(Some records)
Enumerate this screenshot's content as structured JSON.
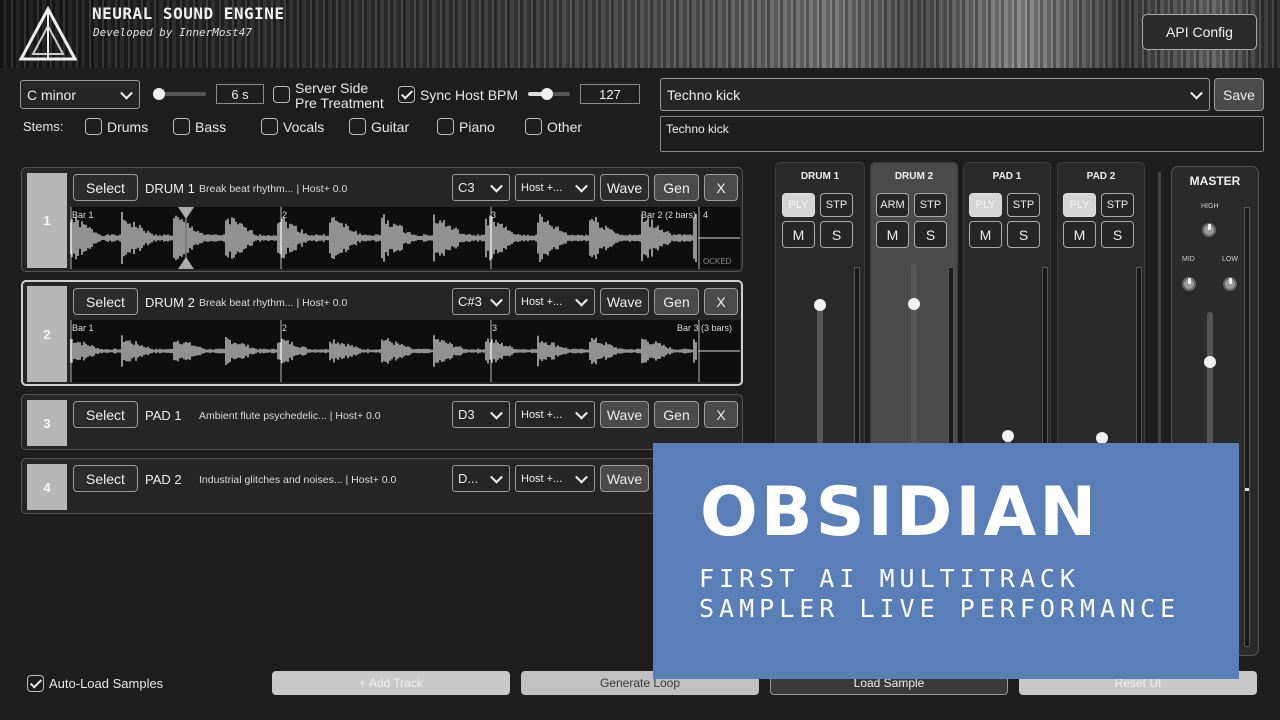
{
  "header": {
    "title": "NEURAL SOUND ENGINE",
    "subtitle": "Developed by InnerMost47",
    "api_config": "API Config"
  },
  "controls": {
    "key": "C minor",
    "duration": "6 s",
    "duration_slider_fraction": 0.05,
    "server_side": "Server Side",
    "pre_treatment": "Pre Treatment",
    "server_side_checked": false,
    "sync_host_bpm": "Sync Host BPM",
    "sync_host_bpm_checked": true,
    "bpm_slider_fraction": 0.45,
    "bpm": "127",
    "prompt_select": "Techno kick",
    "save": "Save",
    "prompt_text": "Techno kick",
    "stems_label": "Stems:",
    "stems": [
      "Drums",
      "Bass",
      "Vocals",
      "Guitar",
      "Piano",
      "Other"
    ]
  },
  "tracks": [
    {
      "number": "1",
      "select": "Select",
      "name": "DRUM 1",
      "desc": "Break beat rhythm... | Host+ 0.0",
      "note": "C3",
      "host": "Host +...",
      "wave": "Wave",
      "gen": "Gen",
      "close": "X",
      "bars": [
        "Bar 1",
        "2",
        "3",
        "Bar 2 (2 bars)",
        "4"
      ],
      "locked": "OCKED"
    },
    {
      "number": "2",
      "select": "Select",
      "name": "DRUM 2",
      "desc": "Break beat rhythm... | Host+ 0.0",
      "note": "C#3",
      "host": "Host +...",
      "wave": "Wave",
      "gen": "Gen",
      "close": "X",
      "bars": [
        "Bar 1",
        "2",
        "3",
        "Bar 3 (3 bars)"
      ]
    },
    {
      "number": "3",
      "select": "Select",
      "name": "PAD 1",
      "desc": "Ambient flute psychedelic... | Host+ 0.0",
      "note": "D3",
      "host": "Host +...",
      "wave": "Wave",
      "gen": "Gen",
      "close": "X"
    },
    {
      "number": "4",
      "select": "Select",
      "name": "PAD 2",
      "desc": "Industrial glitches and noises... | Host+ 0.0",
      "note": "D...",
      "host": "Host +...",
      "wave": "Wave"
    }
  ],
  "mixer": {
    "strips": [
      {
        "name": "DRUM 1",
        "btn1": "PLY",
        "btn2": "STP",
        "mute": "M",
        "solo": "S"
      },
      {
        "name": "DRUM 2",
        "btn1": "ARM",
        "btn2": "STP",
        "mute": "M",
        "solo": "S"
      },
      {
        "name": "PAD 1",
        "btn1": "PLY",
        "btn2": "STP",
        "mute": "M",
        "solo": "S"
      },
      {
        "name": "PAD 2",
        "btn1": "PLY",
        "btn2": "STP",
        "mute": "M",
        "solo": "S"
      }
    ],
    "master": {
      "name": "MASTER",
      "high": "HIGH",
      "mid": "MID",
      "low": "LOW"
    }
  },
  "bottom": {
    "auto_load": "Auto-Load Samples",
    "auto_load_checked": true,
    "add_track": "+ Add Track",
    "generate_loop": "Generate Loop",
    "load_sample": "Load Sample",
    "reset_ui": "Reset UI"
  },
  "overlay": {
    "title": "OBSIDIAN",
    "line1": "FIRST AI MULTITRACK",
    "line2": "SAMPLER LIVE PERFORMANCE"
  },
  "colors": {
    "background": "#1e1e1e",
    "overlay": "#5a7eb8"
  }
}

# Directive:
Go through the entries and return each line where the word "name" appears.

# Reply to the exercise:
      "name": "DRUM 1",
      "name": "DRUM 2",
      "name": "PAD 1",
      "name": "PAD 2",
        "name": "DRUM 1",
        "name": "DRUM 2",
        "name": "PAD 1",
        "name": "PAD 2",
      "name": "MASTER",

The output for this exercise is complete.